* Problem description *
All entries should be output exactly as they stand.

* Extracted data entries *

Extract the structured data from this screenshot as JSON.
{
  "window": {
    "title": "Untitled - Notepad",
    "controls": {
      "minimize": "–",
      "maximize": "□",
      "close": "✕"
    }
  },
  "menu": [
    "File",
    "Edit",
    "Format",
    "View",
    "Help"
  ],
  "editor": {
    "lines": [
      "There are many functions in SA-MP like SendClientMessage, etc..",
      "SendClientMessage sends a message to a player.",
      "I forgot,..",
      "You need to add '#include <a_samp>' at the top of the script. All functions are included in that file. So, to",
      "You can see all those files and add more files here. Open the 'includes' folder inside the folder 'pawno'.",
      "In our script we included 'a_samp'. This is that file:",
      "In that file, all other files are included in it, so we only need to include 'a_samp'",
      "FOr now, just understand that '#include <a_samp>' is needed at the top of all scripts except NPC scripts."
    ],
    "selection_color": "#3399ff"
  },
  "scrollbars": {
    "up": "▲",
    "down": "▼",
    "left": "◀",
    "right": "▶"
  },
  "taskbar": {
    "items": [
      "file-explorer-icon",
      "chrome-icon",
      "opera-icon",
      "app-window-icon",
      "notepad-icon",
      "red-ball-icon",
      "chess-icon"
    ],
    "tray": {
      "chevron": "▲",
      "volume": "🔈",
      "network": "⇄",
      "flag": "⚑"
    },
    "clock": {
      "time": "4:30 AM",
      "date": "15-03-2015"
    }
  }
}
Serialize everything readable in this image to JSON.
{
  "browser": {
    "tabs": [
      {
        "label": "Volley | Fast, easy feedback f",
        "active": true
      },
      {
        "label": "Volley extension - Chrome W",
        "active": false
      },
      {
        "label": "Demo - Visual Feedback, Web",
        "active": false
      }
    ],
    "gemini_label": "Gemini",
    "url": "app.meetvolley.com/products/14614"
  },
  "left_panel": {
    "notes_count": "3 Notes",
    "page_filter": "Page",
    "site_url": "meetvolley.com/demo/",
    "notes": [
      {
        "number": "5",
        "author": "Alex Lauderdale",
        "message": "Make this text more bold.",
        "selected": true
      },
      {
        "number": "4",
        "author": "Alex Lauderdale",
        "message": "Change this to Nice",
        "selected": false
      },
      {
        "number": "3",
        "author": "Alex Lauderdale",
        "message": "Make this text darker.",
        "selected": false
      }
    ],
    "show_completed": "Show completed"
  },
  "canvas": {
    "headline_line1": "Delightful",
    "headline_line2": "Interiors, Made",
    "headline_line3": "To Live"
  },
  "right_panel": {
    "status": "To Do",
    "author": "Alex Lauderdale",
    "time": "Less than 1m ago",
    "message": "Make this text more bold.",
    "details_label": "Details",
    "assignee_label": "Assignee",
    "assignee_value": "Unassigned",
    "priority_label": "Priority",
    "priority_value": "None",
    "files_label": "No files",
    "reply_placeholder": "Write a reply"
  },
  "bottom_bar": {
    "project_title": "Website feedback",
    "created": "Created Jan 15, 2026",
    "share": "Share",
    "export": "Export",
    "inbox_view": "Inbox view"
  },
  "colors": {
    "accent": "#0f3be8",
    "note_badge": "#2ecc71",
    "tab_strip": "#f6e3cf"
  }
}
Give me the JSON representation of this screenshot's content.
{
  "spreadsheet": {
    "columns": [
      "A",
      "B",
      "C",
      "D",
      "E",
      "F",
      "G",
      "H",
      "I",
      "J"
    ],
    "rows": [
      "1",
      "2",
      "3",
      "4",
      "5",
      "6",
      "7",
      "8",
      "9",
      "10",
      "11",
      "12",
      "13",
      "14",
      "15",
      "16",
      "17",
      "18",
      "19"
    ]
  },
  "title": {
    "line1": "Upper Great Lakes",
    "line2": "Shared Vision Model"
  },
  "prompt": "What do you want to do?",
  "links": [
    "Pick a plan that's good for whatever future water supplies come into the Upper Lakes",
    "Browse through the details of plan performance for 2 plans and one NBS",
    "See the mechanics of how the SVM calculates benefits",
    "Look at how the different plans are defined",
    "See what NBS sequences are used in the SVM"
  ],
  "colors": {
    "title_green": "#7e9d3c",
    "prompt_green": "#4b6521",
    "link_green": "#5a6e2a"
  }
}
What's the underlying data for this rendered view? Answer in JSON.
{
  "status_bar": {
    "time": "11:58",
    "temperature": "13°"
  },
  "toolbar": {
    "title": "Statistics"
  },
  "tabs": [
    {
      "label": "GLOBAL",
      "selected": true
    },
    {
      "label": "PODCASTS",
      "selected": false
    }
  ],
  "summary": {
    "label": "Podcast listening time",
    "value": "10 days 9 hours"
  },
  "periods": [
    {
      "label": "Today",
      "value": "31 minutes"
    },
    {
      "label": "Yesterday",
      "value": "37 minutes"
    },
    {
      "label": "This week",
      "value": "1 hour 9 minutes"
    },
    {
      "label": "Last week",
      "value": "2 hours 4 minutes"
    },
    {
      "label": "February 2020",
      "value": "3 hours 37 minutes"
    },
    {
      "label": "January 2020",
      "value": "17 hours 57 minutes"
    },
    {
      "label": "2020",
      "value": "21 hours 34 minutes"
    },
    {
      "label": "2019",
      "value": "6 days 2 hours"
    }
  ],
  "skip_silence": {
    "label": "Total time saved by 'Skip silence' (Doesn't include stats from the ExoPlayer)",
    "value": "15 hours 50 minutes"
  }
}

* Correct answer *
Extract the structured data from this screenshot as JSON.
{
  "window": {
    "title": "Untitled - Notepad",
    "controls": {
      "minimize": "–",
      "maximize": "□",
      "close": "✕"
    }
  },
  "menu": [
    "File",
    "Edit",
    "Format",
    "View",
    "Help"
  ],
  "editor": {
    "lines": [
      "There are many functions in SA-MP like SendClientMessage, etc..",
      "SendClientMessage sends a message to a player.",
      "I forgot,..",
      "You need to add '#include <a_samp>' at the top of the script. All functions are included in that file. So, to",
      "You can see all those files and add more files here. Open the 'includes' folder inside the folder 'pawno'.",
      "In our script we included 'a_samp'. This is that file:",
      "In that file, all other files are included in it, so we only need to include 'a_samp'",
      "FOr now, just understand that '#include <a_samp>' is needed at the top of all scripts except NPC scripts."
    ],
    "selection_color": "#3399ff"
  },
  "scrollbars": {
    "up": "▲",
    "down": "▼",
    "left": "◀",
    "right": "▶"
  },
  "taskbar": {
    "items": [
      "file-explorer-icon",
      "chrome-icon",
      "opera-icon",
      "app-window-icon",
      "notepad-icon",
      "red-ball-icon",
      "chess-icon"
    ],
    "tray": {
      "chevron": "▲",
      "volume": "🔈",
      "network": "⇄",
      "flag": "⚑"
    },
    "clock": {
      "time": "4:30 AM",
      "date": "15-03-2015"
    }
  }
}
Serialize everything readable in this image to JSON.
{
  "browser": {
    "tabs": [
      {
        "label": "Volley | Fast, easy feedback f",
        "active": true
      },
      {
        "label": "Volley extension - Chrome W",
        "active": false
      },
      {
        "label": "Demo - Visual Feedback, Web",
        "active": false
      }
    ],
    "gemini_label": "Gemini",
    "url": "app.meetvolley.com/products/14614"
  },
  "left_panel": {
    "notes_count": "3 Notes",
    "page_filter": "Page",
    "site_url": "meetvolley.com/demo/",
    "notes": [
      {
        "number": "5",
        "author": "Alex Lauderdale",
        "message": "Make this text more bold.",
        "selected": true
      },
      {
        "number": "4",
        "author": "Alex Lauderdale",
        "message": "Change this to Nice",
        "selected": false
      },
      {
        "number": "3",
        "author": "Alex Lauderdale",
        "message": "Make this text darker.",
        "selected": false
      }
    ],
    "show_completed": "Show completed"
  },
  "canvas": {
    "headline_line1": "Delightful",
    "headline_line2": "Interiors, Made",
    "headline_line3": "To Live"
  },
  "right_panel": {
    "status": "To Do",
    "author": "Alex Lauderdale",
    "time": "Less than 1m ago",
    "message": "Make this text more bold.",
    "details_label": "Details",
    "assignee_label": "Assignee",
    "assignee_value": "Unassigned",
    "priority_label": "Priority",
    "priority_value": "None",
    "files_label": "No files",
    "reply_placeholder": "Write a reply"
  },
  "bottom_bar": {
    "project_title": "Website feedback",
    "created": "Created Jan 15, 2026",
    "share": "Share",
    "export": "Export",
    "inbox_view": "Inbox view"
  },
  "colors": {
    "accent": "#0f3be8",
    "note_badge": "#2ecc71",
    "tab_strip": "#f6e3cf"
  }
}
Give me the JSON representation of this screenshot's content.
{
  "spreadsheet": {
    "columns": [
      "A",
      "B",
      "C",
      "D",
      "E",
      "F",
      "G",
      "H",
      "I",
      "J"
    ],
    "rows": [
      "1",
      "2",
      "3",
      "4",
      "5",
      "6",
      "7",
      "8",
      "9",
      "10",
      "11",
      "12",
      "13",
      "14",
      "15",
      "16",
      "17",
      "18",
      "19"
    ]
  },
  "title": {
    "line1": "Upper Great Lakes",
    "line2": "Shared Vision Model"
  },
  "prompt": "What do you want to do?",
  "links": [
    "Pick a plan that's good for whatever future water supplies come into the Upper Lakes",
    "Browse through the details of plan performance for 2 plans and one NBS",
    "See the mechanics of how the SVM calculates benefits",
    "Look at how the different plans are defined",
    "See what NBS sequences are used in the SVM"
  ],
  "colors": {
    "title_green": "#7e9d3c",
    "prompt_green": "#4b6521",
    "link_green": "#5a6e2a"
  }
}
What's the underlying data for this rendered view? Answer in JSON.
{
  "status_bar": {
    "time": "11:58",
    "temperature": "13°"
  },
  "toolbar": {
    "title": "Statistics"
  },
  "tabs": [
    {
      "label": "GLOBAL",
      "selected": true
    },
    {
      "label": "PODCASTS",
      "selected": false
    }
  ],
  "summary": {
    "label": "Podcast listening time",
    "value": "10 days 9 hours"
  },
  "periods": [
    {
      "label": "Today",
      "value": "31 minutes"
    },
    {
      "label": "Yesterday",
      "value": "37 minutes"
    },
    {
      "label": "This week",
      "value": "1 hour 9 minutes"
    },
    {
      "label": "Last week",
      "value": "2 hours 4 minutes"
    },
    {
      "label": "February 2020",
      "value": "3 hours 37 minutes"
    },
    {
      "label": "January 2020",
      "value": "17 hours 57 minutes"
    },
    {
      "label": "2020",
      "value": "21 hours 34 minutes"
    },
    {
      "label": "2019",
      "value": "6 days 2 hours"
    }
  ],
  "skip_silence": {
    "label": "Total time saved by 'Skip silence' (Doesn't include stats from the ExoPlayer)",
    "value": "15 hours 50 minutes"
  }
}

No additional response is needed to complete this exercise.